*What to work on:*
Check every line of the data below for the string "zoom", and copy the ones that hold it.

---------- Data to process

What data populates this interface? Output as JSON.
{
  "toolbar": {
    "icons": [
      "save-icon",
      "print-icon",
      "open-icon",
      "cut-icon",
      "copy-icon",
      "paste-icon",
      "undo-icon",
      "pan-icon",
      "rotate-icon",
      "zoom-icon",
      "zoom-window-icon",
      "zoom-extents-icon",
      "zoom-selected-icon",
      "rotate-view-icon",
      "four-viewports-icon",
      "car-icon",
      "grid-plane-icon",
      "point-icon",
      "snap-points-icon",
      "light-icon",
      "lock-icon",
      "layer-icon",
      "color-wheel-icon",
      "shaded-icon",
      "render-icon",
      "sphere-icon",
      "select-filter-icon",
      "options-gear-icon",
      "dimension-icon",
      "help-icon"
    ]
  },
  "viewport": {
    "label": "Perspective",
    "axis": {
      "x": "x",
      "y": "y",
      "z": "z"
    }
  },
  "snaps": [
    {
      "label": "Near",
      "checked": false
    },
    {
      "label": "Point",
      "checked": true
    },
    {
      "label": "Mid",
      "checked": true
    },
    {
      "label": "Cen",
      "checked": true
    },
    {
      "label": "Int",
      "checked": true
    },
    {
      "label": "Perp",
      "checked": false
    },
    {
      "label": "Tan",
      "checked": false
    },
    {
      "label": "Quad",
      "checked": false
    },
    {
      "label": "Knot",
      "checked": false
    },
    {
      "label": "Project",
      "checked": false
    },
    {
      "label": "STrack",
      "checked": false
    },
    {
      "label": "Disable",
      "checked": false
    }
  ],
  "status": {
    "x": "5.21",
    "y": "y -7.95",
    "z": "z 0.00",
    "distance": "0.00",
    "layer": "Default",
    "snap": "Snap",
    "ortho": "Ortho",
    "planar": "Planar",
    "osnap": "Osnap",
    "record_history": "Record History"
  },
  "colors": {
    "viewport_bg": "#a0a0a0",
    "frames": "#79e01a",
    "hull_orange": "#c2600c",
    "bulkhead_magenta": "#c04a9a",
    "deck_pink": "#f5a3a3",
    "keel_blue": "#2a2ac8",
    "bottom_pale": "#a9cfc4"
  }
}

--------------------

*Task result:*
      "zoom-icon",
      "zoom-window-icon",
      "zoom-extents-icon",
      "zoom-selected-icon",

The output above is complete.